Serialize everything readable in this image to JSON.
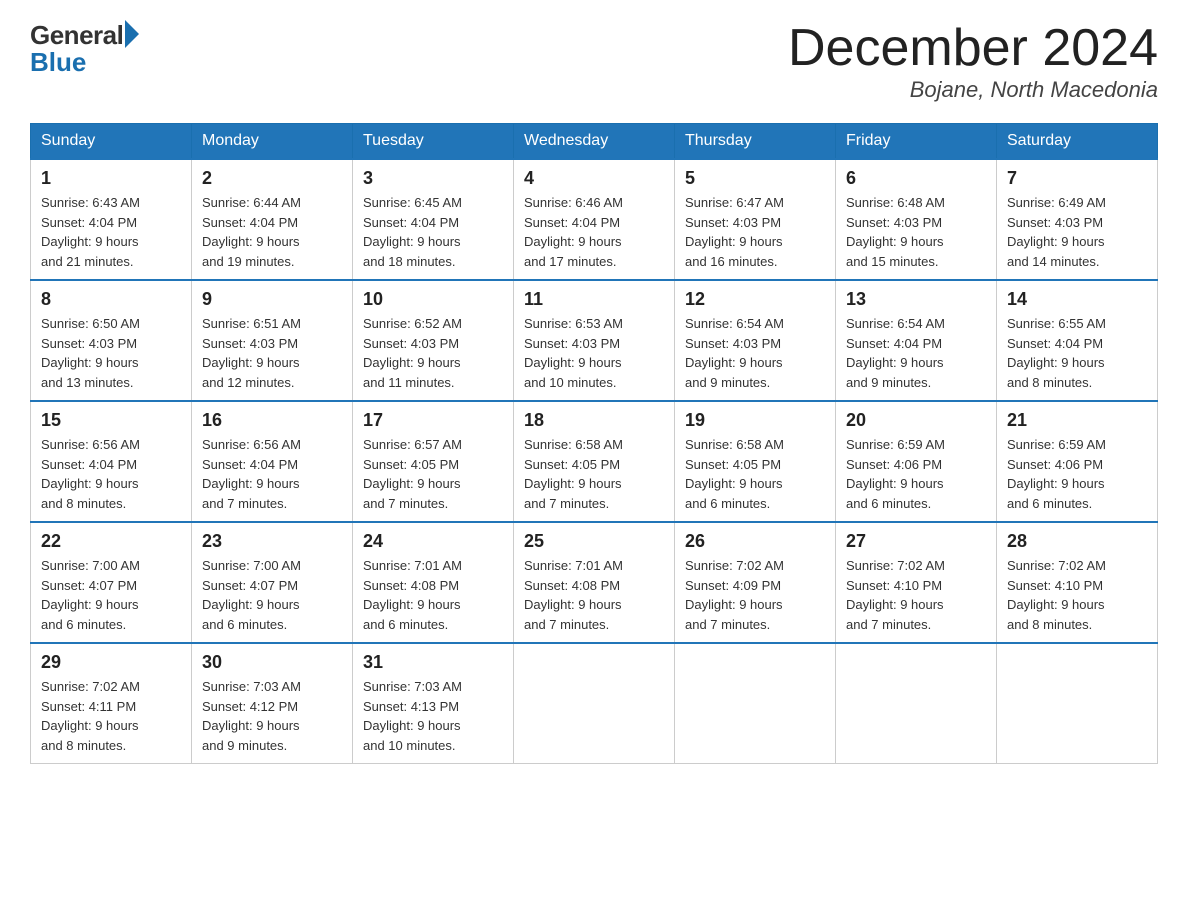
{
  "header": {
    "logo_general": "General",
    "logo_blue": "Blue",
    "title": "December 2024",
    "location": "Bojane, North Macedonia"
  },
  "days_of_week": [
    "Sunday",
    "Monday",
    "Tuesday",
    "Wednesday",
    "Thursday",
    "Friday",
    "Saturday"
  ],
  "weeks": [
    [
      {
        "day": "1",
        "sunrise": "6:43 AM",
        "sunset": "4:04 PM",
        "daylight": "9 hours and 21 minutes."
      },
      {
        "day": "2",
        "sunrise": "6:44 AM",
        "sunset": "4:04 PM",
        "daylight": "9 hours and 19 minutes."
      },
      {
        "day": "3",
        "sunrise": "6:45 AM",
        "sunset": "4:04 PM",
        "daylight": "9 hours and 18 minutes."
      },
      {
        "day": "4",
        "sunrise": "6:46 AM",
        "sunset": "4:04 PM",
        "daylight": "9 hours and 17 minutes."
      },
      {
        "day": "5",
        "sunrise": "6:47 AM",
        "sunset": "4:03 PM",
        "daylight": "9 hours and 16 minutes."
      },
      {
        "day": "6",
        "sunrise": "6:48 AM",
        "sunset": "4:03 PM",
        "daylight": "9 hours and 15 minutes."
      },
      {
        "day": "7",
        "sunrise": "6:49 AM",
        "sunset": "4:03 PM",
        "daylight": "9 hours and 14 minutes."
      }
    ],
    [
      {
        "day": "8",
        "sunrise": "6:50 AM",
        "sunset": "4:03 PM",
        "daylight": "9 hours and 13 minutes."
      },
      {
        "day": "9",
        "sunrise": "6:51 AM",
        "sunset": "4:03 PM",
        "daylight": "9 hours and 12 minutes."
      },
      {
        "day": "10",
        "sunrise": "6:52 AM",
        "sunset": "4:03 PM",
        "daylight": "9 hours and 11 minutes."
      },
      {
        "day": "11",
        "sunrise": "6:53 AM",
        "sunset": "4:03 PM",
        "daylight": "9 hours and 10 minutes."
      },
      {
        "day": "12",
        "sunrise": "6:54 AM",
        "sunset": "4:03 PM",
        "daylight": "9 hours and 9 minutes."
      },
      {
        "day": "13",
        "sunrise": "6:54 AM",
        "sunset": "4:04 PM",
        "daylight": "9 hours and 9 minutes."
      },
      {
        "day": "14",
        "sunrise": "6:55 AM",
        "sunset": "4:04 PM",
        "daylight": "9 hours and 8 minutes."
      }
    ],
    [
      {
        "day": "15",
        "sunrise": "6:56 AM",
        "sunset": "4:04 PM",
        "daylight": "9 hours and 8 minutes."
      },
      {
        "day": "16",
        "sunrise": "6:56 AM",
        "sunset": "4:04 PM",
        "daylight": "9 hours and 7 minutes."
      },
      {
        "day": "17",
        "sunrise": "6:57 AM",
        "sunset": "4:05 PM",
        "daylight": "9 hours and 7 minutes."
      },
      {
        "day": "18",
        "sunrise": "6:58 AM",
        "sunset": "4:05 PM",
        "daylight": "9 hours and 7 minutes."
      },
      {
        "day": "19",
        "sunrise": "6:58 AM",
        "sunset": "4:05 PM",
        "daylight": "9 hours and 6 minutes."
      },
      {
        "day": "20",
        "sunrise": "6:59 AM",
        "sunset": "4:06 PM",
        "daylight": "9 hours and 6 minutes."
      },
      {
        "day": "21",
        "sunrise": "6:59 AM",
        "sunset": "4:06 PM",
        "daylight": "9 hours and 6 minutes."
      }
    ],
    [
      {
        "day": "22",
        "sunrise": "7:00 AM",
        "sunset": "4:07 PM",
        "daylight": "9 hours and 6 minutes."
      },
      {
        "day": "23",
        "sunrise": "7:00 AM",
        "sunset": "4:07 PM",
        "daylight": "9 hours and 6 minutes."
      },
      {
        "day": "24",
        "sunrise": "7:01 AM",
        "sunset": "4:08 PM",
        "daylight": "9 hours and 6 minutes."
      },
      {
        "day": "25",
        "sunrise": "7:01 AM",
        "sunset": "4:08 PM",
        "daylight": "9 hours and 7 minutes."
      },
      {
        "day": "26",
        "sunrise": "7:02 AM",
        "sunset": "4:09 PM",
        "daylight": "9 hours and 7 minutes."
      },
      {
        "day": "27",
        "sunrise": "7:02 AM",
        "sunset": "4:10 PM",
        "daylight": "9 hours and 7 minutes."
      },
      {
        "day": "28",
        "sunrise": "7:02 AM",
        "sunset": "4:10 PM",
        "daylight": "9 hours and 8 minutes."
      }
    ],
    [
      {
        "day": "29",
        "sunrise": "7:02 AM",
        "sunset": "4:11 PM",
        "daylight": "9 hours and 8 minutes."
      },
      {
        "day": "30",
        "sunrise": "7:03 AM",
        "sunset": "4:12 PM",
        "daylight": "9 hours and 9 minutes."
      },
      {
        "day": "31",
        "sunrise": "7:03 AM",
        "sunset": "4:13 PM",
        "daylight": "9 hours and 10 minutes."
      },
      null,
      null,
      null,
      null
    ]
  ],
  "labels": {
    "sunrise": "Sunrise:",
    "sunset": "Sunset:",
    "daylight": "Daylight:"
  }
}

● ● ● ●

__DIRECTIONS FOR THIS TASK__
Output every entry word for word, but omit the pictures.

__IN RESPONSE__
Serialize everything readable in this image to JSON.
{
  "header": {
    "logo_general": "General",
    "logo_blue": "Blue",
    "title": "December 2024",
    "location": "Bojane, North Macedonia"
  },
  "days_of_week": [
    "Sunday",
    "Monday",
    "Tuesday",
    "Wednesday",
    "Thursday",
    "Friday",
    "Saturday"
  ],
  "weeks": [
    [
      {
        "day": "1",
        "sunrise": "6:43 AM",
        "sunset": "4:04 PM",
        "daylight": "9 hours and 21 minutes."
      },
      {
        "day": "2",
        "sunrise": "6:44 AM",
        "sunset": "4:04 PM",
        "daylight": "9 hours and 19 minutes."
      },
      {
        "day": "3",
        "sunrise": "6:45 AM",
        "sunset": "4:04 PM",
        "daylight": "9 hours and 18 minutes."
      },
      {
        "day": "4",
        "sunrise": "6:46 AM",
        "sunset": "4:04 PM",
        "daylight": "9 hours and 17 minutes."
      },
      {
        "day": "5",
        "sunrise": "6:47 AM",
        "sunset": "4:03 PM",
        "daylight": "9 hours and 16 minutes."
      },
      {
        "day": "6",
        "sunrise": "6:48 AM",
        "sunset": "4:03 PM",
        "daylight": "9 hours and 15 minutes."
      },
      {
        "day": "7",
        "sunrise": "6:49 AM",
        "sunset": "4:03 PM",
        "daylight": "9 hours and 14 minutes."
      }
    ],
    [
      {
        "day": "8",
        "sunrise": "6:50 AM",
        "sunset": "4:03 PM",
        "daylight": "9 hours and 13 minutes."
      },
      {
        "day": "9",
        "sunrise": "6:51 AM",
        "sunset": "4:03 PM",
        "daylight": "9 hours and 12 minutes."
      },
      {
        "day": "10",
        "sunrise": "6:52 AM",
        "sunset": "4:03 PM",
        "daylight": "9 hours and 11 minutes."
      },
      {
        "day": "11",
        "sunrise": "6:53 AM",
        "sunset": "4:03 PM",
        "daylight": "9 hours and 10 minutes."
      },
      {
        "day": "12",
        "sunrise": "6:54 AM",
        "sunset": "4:03 PM",
        "daylight": "9 hours and 9 minutes."
      },
      {
        "day": "13",
        "sunrise": "6:54 AM",
        "sunset": "4:04 PM",
        "daylight": "9 hours and 9 minutes."
      },
      {
        "day": "14",
        "sunrise": "6:55 AM",
        "sunset": "4:04 PM",
        "daylight": "9 hours and 8 minutes."
      }
    ],
    [
      {
        "day": "15",
        "sunrise": "6:56 AM",
        "sunset": "4:04 PM",
        "daylight": "9 hours and 8 minutes."
      },
      {
        "day": "16",
        "sunrise": "6:56 AM",
        "sunset": "4:04 PM",
        "daylight": "9 hours and 7 minutes."
      },
      {
        "day": "17",
        "sunrise": "6:57 AM",
        "sunset": "4:05 PM",
        "daylight": "9 hours and 7 minutes."
      },
      {
        "day": "18",
        "sunrise": "6:58 AM",
        "sunset": "4:05 PM",
        "daylight": "9 hours and 7 minutes."
      },
      {
        "day": "19",
        "sunrise": "6:58 AM",
        "sunset": "4:05 PM",
        "daylight": "9 hours and 6 minutes."
      },
      {
        "day": "20",
        "sunrise": "6:59 AM",
        "sunset": "4:06 PM",
        "daylight": "9 hours and 6 minutes."
      },
      {
        "day": "21",
        "sunrise": "6:59 AM",
        "sunset": "4:06 PM",
        "daylight": "9 hours and 6 minutes."
      }
    ],
    [
      {
        "day": "22",
        "sunrise": "7:00 AM",
        "sunset": "4:07 PM",
        "daylight": "9 hours and 6 minutes."
      },
      {
        "day": "23",
        "sunrise": "7:00 AM",
        "sunset": "4:07 PM",
        "daylight": "9 hours and 6 minutes."
      },
      {
        "day": "24",
        "sunrise": "7:01 AM",
        "sunset": "4:08 PM",
        "daylight": "9 hours and 6 minutes."
      },
      {
        "day": "25",
        "sunrise": "7:01 AM",
        "sunset": "4:08 PM",
        "daylight": "9 hours and 7 minutes."
      },
      {
        "day": "26",
        "sunrise": "7:02 AM",
        "sunset": "4:09 PM",
        "daylight": "9 hours and 7 minutes."
      },
      {
        "day": "27",
        "sunrise": "7:02 AM",
        "sunset": "4:10 PM",
        "daylight": "9 hours and 7 minutes."
      },
      {
        "day": "28",
        "sunrise": "7:02 AM",
        "sunset": "4:10 PM",
        "daylight": "9 hours and 8 minutes."
      }
    ],
    [
      {
        "day": "29",
        "sunrise": "7:02 AM",
        "sunset": "4:11 PM",
        "daylight": "9 hours and 8 minutes."
      },
      {
        "day": "30",
        "sunrise": "7:03 AM",
        "sunset": "4:12 PM",
        "daylight": "9 hours and 9 minutes."
      },
      {
        "day": "31",
        "sunrise": "7:03 AM",
        "sunset": "4:13 PM",
        "daylight": "9 hours and 10 minutes."
      },
      null,
      null,
      null,
      null
    ]
  ],
  "labels": {
    "sunrise": "Sunrise:",
    "sunset": "Sunset:",
    "daylight": "Daylight:"
  }
}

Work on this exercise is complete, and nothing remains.